START DATA SHOWN

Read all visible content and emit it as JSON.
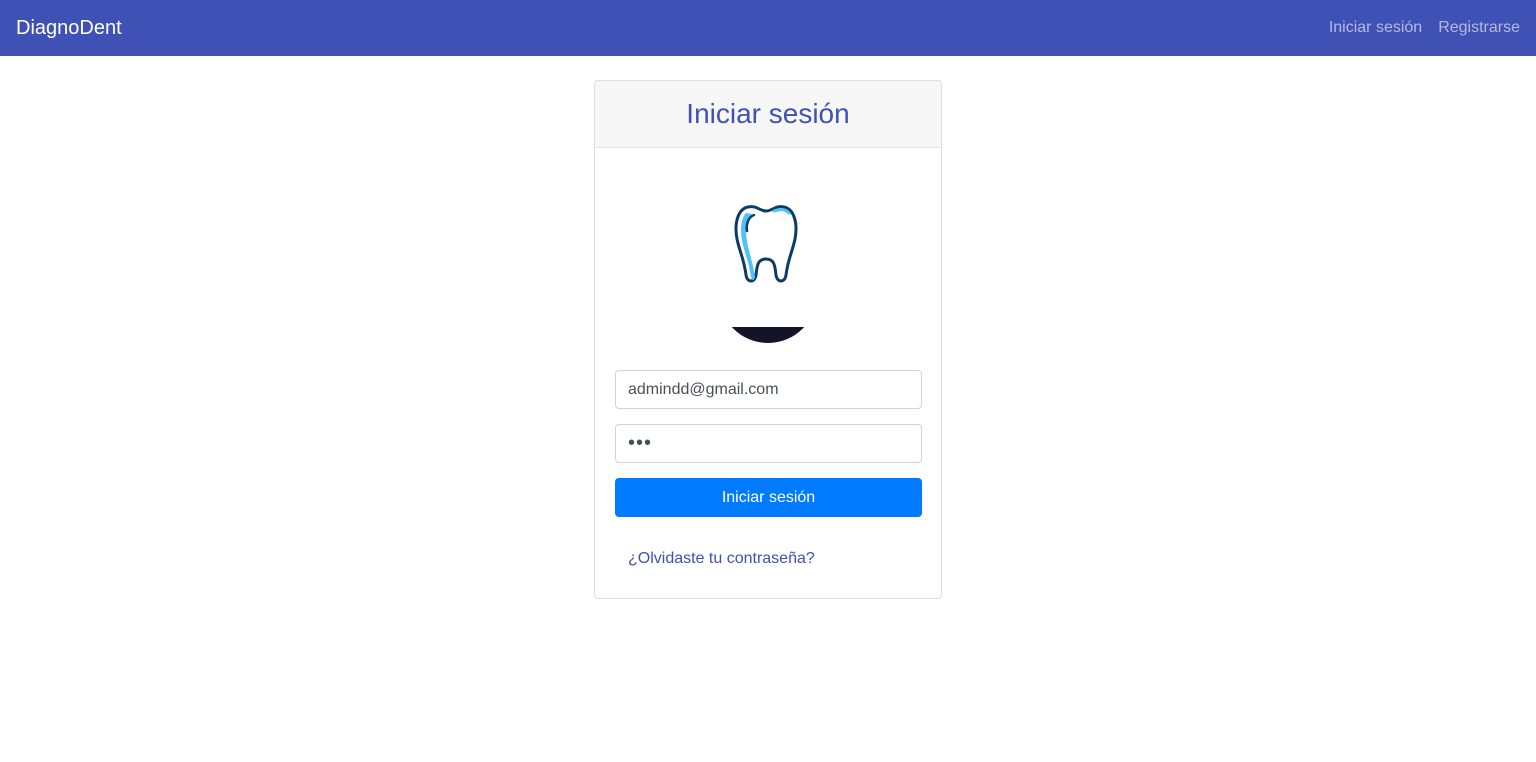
{
  "navbar": {
    "brand": "DiagnoDent",
    "links": [
      "Iniciar sesión",
      "Registrarse"
    ],
    "background": "#3f51b5"
  },
  "card": {
    "title": "Iniciar sesión",
    "logo_icon": "tooth-icon",
    "email_value": "admindd@gmail.com",
    "password_value": "•••",
    "submit_label": "Iniciar sesión",
    "forgot_link": "¿Olvidaste tu contraseña?",
    "button_color": "#007bff"
  }
}
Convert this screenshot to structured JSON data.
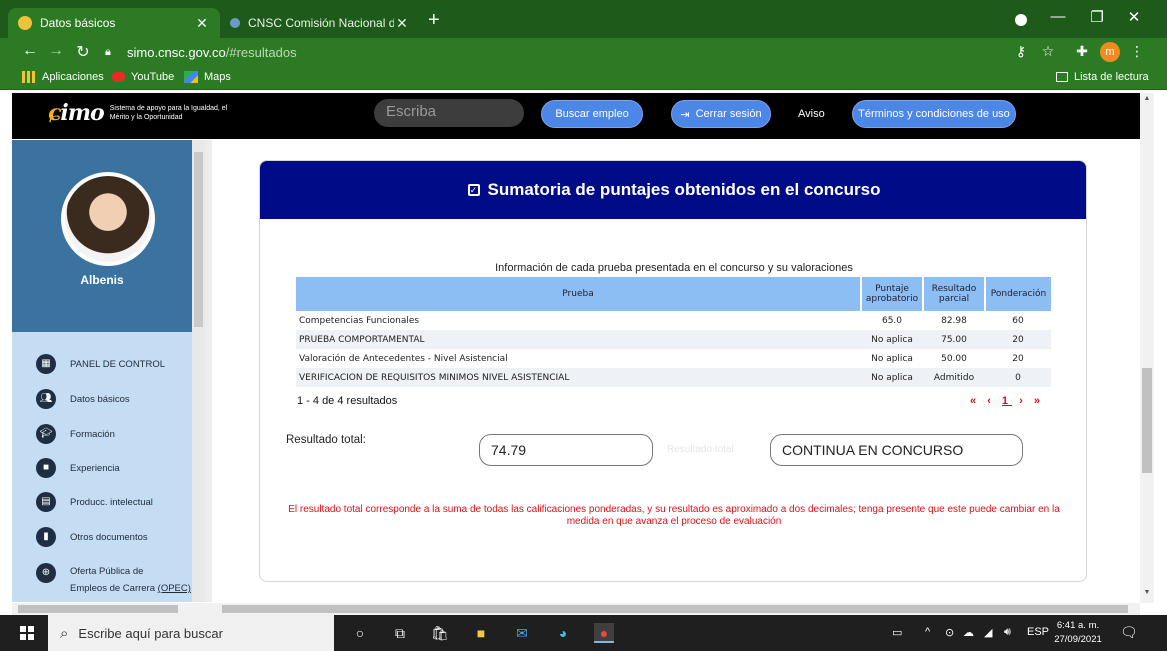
{
  "browser": {
    "tabs": [
      {
        "title": "Datos básicos",
        "active": true
      },
      {
        "title": "CNSC Comisión Nacional del Ser",
        "active": false
      }
    ],
    "url_host": "simo.cnsc.gov.co",
    "url_path": "/#resultados",
    "profile_initial": "m",
    "bookmarks": [
      "Aplicaciones",
      "YouTube",
      "Maps"
    ],
    "reading_list": "Lista de lectura"
  },
  "site": {
    "logo_text": "simo",
    "logo_tagline": "Sistema de apoyo para la Igualdad, el Mérito y la Oportunidad",
    "search_placeholder": "Escriba",
    "buttons": {
      "search_job": "Buscar empleo",
      "logout": "Cerrar sesión",
      "notice": "Aviso",
      "terms": "Términos y condiciones de uso"
    }
  },
  "sidebar": {
    "user_name": "Albenis",
    "items": [
      {
        "label": "PANEL DE CONTROL",
        "icon": "dashboard-icon"
      },
      {
        "label": "Datos básicos",
        "icon": "users-icon"
      },
      {
        "label": "Formación",
        "icon": "education-icon"
      },
      {
        "label": "Experiencia",
        "icon": "briefcase-icon"
      },
      {
        "label": "Producc. intelectual",
        "icon": "book-icon"
      },
      {
        "label": "Otros documentos",
        "icon": "document-icon"
      },
      {
        "label": "Oferta Pública de",
        "label2": "Empleos de Carrera",
        "label3": "(OPEC)",
        "icon": "globe-icon"
      }
    ]
  },
  "results": {
    "heading": "Sumatoria de puntajes obtenidos en el concurso",
    "table_caption": "Información de cada prueba presentada en el concurso y su valoraciones",
    "columns": [
      "Prueba",
      "Puntaje aprobatorio",
      "Resultado parcial",
      "Ponderación"
    ],
    "rows": [
      [
        "Competencias Funcionales",
        "65.0",
        "82.98",
        "60"
      ],
      [
        "PRUEBA COMPORTAMENTAL",
        "No aplica",
        "75.00",
        "20"
      ],
      [
        "Valoración de Antecedentes - Nivel Asistencial",
        "No aplica",
        "50.00",
        "20"
      ],
      [
        "VERIFICACION DE REQUISITOS MINIMOS NIVEL ASISTENCIAL",
        "No aplica",
        "Admitido",
        "0"
      ]
    ],
    "pager_info": "1 - 4 de 4 resultados",
    "pager": {
      "first": "«",
      "prev": "‹",
      "page": "1",
      "next": "›",
      "last": "»"
    },
    "total_label": "Resultado total:",
    "total_value": "74.79",
    "status_ghost_label": "Resultado total",
    "status_value": "CONTINUA EN CONCURSO",
    "note": "El resultado total corresponde a la suma de todas las calificaciones ponderadas, y su resultado es aproximado a dos decimales; tenga presente que este puede cambiar en la medida en que avanza el proceso de evaluación"
  },
  "taskbar": {
    "search_placeholder": "Escribe aquí para buscar",
    "language": "ESP",
    "time": "6:41 a. m.",
    "date": "27/09/2021"
  },
  "colors": {
    "chrome_green": "#2d7a25",
    "header_navy": "#000c87",
    "table_header": "#8cbdf3",
    "note_red": "#e0101a",
    "button_blue": "#4c86e6"
  }
}
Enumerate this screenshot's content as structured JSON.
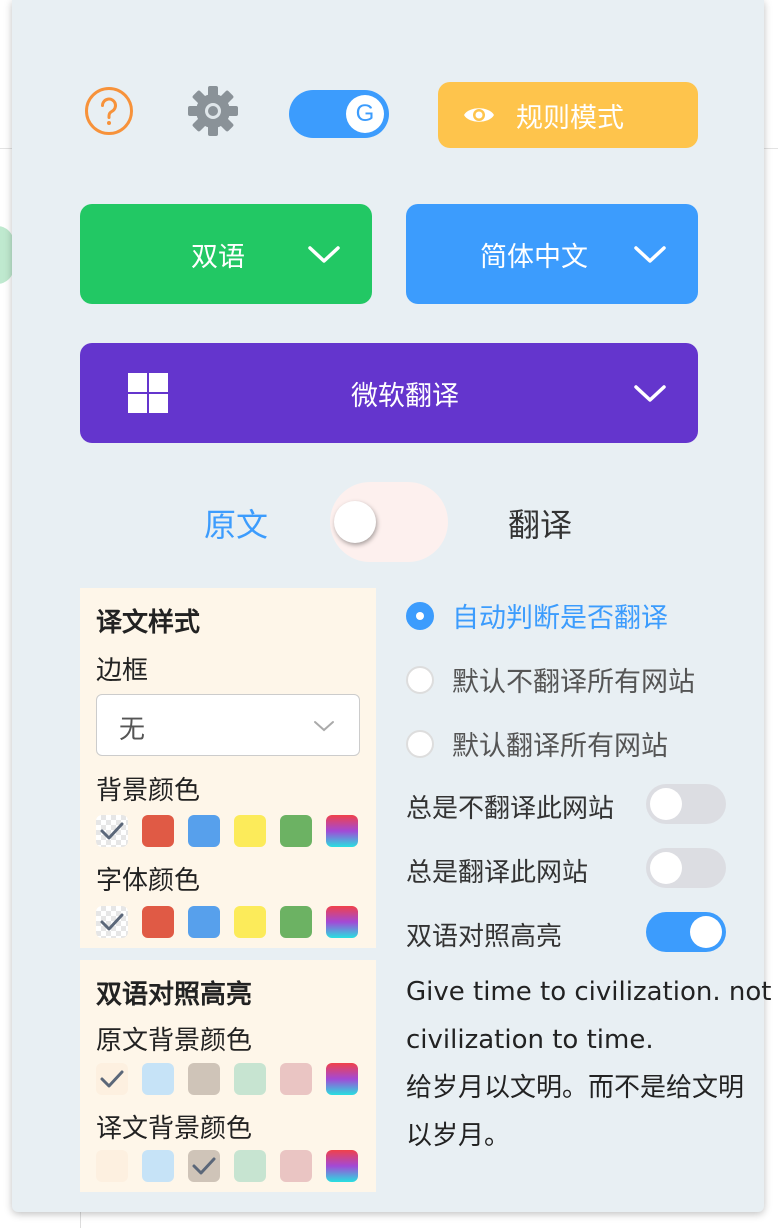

END DATA SHOWN

→ PROMPT: Every line of the data should be copied as it stands, without the images.

→ PROBLEM SOLUTION:
Read all visible content and emit it as JSON.
{
  "navbar": {
    "brand": "DiagnoDent",
    "links": [
      "Iniciar sesión",
      "Registrarse"
    ],
    "background": "#3f51b5"
  },
  "card": {
    "title": "Iniciar sesión",
    "logo_icon": "tooth-icon",
    "email_value": "admindd@gmail.com",
    "password_value": "•••",
    "submit_label": "Iniciar sesión",
    "forgot_link": "¿Olvidaste tu contraseña?",
    "button_color": "#007bff"
  }
}
Convert this screenshot to structured JSON data.
{
  "browser": {
    "tabs": [
      {
        "title": "Datos básicos",
        "active": true
      },
      {
        "title": "CNSC Comisión Nacional del Ser",
        "active": false
      }
    ],
    "url_host": "simo.cnsc.gov.co",
    "url_path": "/#resultados",
    "profile_initial": "m",
    "bookmarks": [
      "Aplicaciones",
      "YouTube",
      "Maps"
    ],
    "reading_list": "Lista de lectura"
  },
  "site": {
    "logo_text": "simo",
    "logo_tagline": "Sistema de apoyo para la Igualdad, el Mérito y la Oportunidad",
    "search_placeholder": "Escriba",
    "buttons": {
      "search_job": "Buscar empleo",
      "logout": "Cerrar sesión",
      "notice": "Aviso",
      "terms": "Términos y condiciones de uso"
    }
  },
  "sidebar": {
    "user_name": "Albenis",
    "items": [
      {
        "label": "PANEL DE CONTROL",
        "icon": "dashboard-icon"
      },
      {
        "label": "Datos básicos",
        "icon": "users-icon"
      },
      {
        "label": "Formación",
        "icon": "education-icon"
      },
      {
        "label": "Experiencia",
        "icon": "briefcase-icon"
      },
      {
        "label": "Producc. intelectual",
        "icon": "book-icon"
      },
      {
        "label": "Otros documentos",
        "icon": "document-icon"
      },
      {
        "label": "Oferta Pública de",
        "label2": "Empleos de Carrera",
        "label3": "(OPEC)",
        "icon": "globe-icon"
      }
    ]
  },
  "results": {
    "heading": "Sumatoria de puntajes obtenidos en el concurso",
    "table_caption": "Información de cada prueba presentada en el concurso y su valoraciones",
    "columns": [
      "Prueba",
      "Puntaje aprobatorio",
      "Resultado parcial",
      "Ponderación"
    ],
    "rows": [
      [
        "Competencias Funcionales",
        "65.0",
        "82.98",
        "60"
      ],
      [
        "PRUEBA COMPORTAMENTAL",
        "No aplica",
        "75.00",
        "20"
      ],
      [
        "Valoración de Antecedentes - Nivel Asistencial",
        "No aplica",
        "50.00",
        "20"
      ],
      [
        "VERIFICACION DE REQUISITOS MINIMOS NIVEL ASISTENCIAL",
        "No aplica",
        "Admitido",
        "0"
      ]
    ],
    "pager_info": "1 - 4 de 4 resultados",
    "pager": {
      "first": "«",
      "prev": "‹",
      "page": "1",
      "next": "›",
      "last": "»"
    },
    "total_label": "Resultado total:",
    "total_value": "74.79",
    "status_ghost_label": "Resultado total",
    "status_value": "CONTINUA EN CONCURSO",
    "note": "El resultado total corresponde a la suma de todas las calificaciones ponderadas, y su resultado es aproximado a dos decimales; tenga presente que este puede cambiar en la medida en que avanza el proceso de evaluación"
  },
  "taskbar": {
    "search_placeholder": "Escribe aquí para buscar",
    "language": "ESP",
    "time": "6:41 a. m.",
    "date": "27/09/2021"
  },
  "colors": {
    "chrome_green": "#2d7a25",
    "header_navy": "#000c87",
    "table_header": "#8cbdf3",
    "note_red": "#e0101a",
    "button_blue": "#4c86e6"
  }
}
Enumerate this screenshot's content as structured JSON.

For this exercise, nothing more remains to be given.